Data entries
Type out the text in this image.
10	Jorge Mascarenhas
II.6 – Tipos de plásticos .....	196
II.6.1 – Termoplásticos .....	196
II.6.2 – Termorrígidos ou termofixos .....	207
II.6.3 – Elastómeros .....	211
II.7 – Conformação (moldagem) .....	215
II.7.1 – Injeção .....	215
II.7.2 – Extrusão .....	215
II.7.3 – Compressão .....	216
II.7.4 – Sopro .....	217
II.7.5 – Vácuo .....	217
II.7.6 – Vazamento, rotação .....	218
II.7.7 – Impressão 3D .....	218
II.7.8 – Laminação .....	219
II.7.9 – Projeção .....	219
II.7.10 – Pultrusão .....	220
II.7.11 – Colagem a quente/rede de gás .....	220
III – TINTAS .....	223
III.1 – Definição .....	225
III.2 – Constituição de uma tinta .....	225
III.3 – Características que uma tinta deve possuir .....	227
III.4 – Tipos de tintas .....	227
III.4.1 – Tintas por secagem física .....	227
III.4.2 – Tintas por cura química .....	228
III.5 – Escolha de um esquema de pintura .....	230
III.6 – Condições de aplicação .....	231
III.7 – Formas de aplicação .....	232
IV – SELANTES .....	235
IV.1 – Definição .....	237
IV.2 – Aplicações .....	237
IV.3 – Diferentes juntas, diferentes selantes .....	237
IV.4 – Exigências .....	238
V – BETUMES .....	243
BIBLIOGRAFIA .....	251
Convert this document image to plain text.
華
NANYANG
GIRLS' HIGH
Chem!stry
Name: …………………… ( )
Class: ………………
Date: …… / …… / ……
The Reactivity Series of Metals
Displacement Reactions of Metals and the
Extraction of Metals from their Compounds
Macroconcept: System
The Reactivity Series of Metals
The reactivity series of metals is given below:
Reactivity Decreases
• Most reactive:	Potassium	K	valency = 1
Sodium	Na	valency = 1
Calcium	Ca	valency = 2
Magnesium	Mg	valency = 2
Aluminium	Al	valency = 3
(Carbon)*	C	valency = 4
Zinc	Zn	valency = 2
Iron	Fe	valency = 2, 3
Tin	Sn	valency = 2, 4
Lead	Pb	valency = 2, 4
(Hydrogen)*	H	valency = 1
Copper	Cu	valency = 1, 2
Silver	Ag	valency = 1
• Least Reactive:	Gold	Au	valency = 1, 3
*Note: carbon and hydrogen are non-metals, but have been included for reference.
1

WRITTEN EXERCISE
Within the entries above, work out how many lines contain the word "Definição". The number alone is the answer.

WORKED SOLUTION
2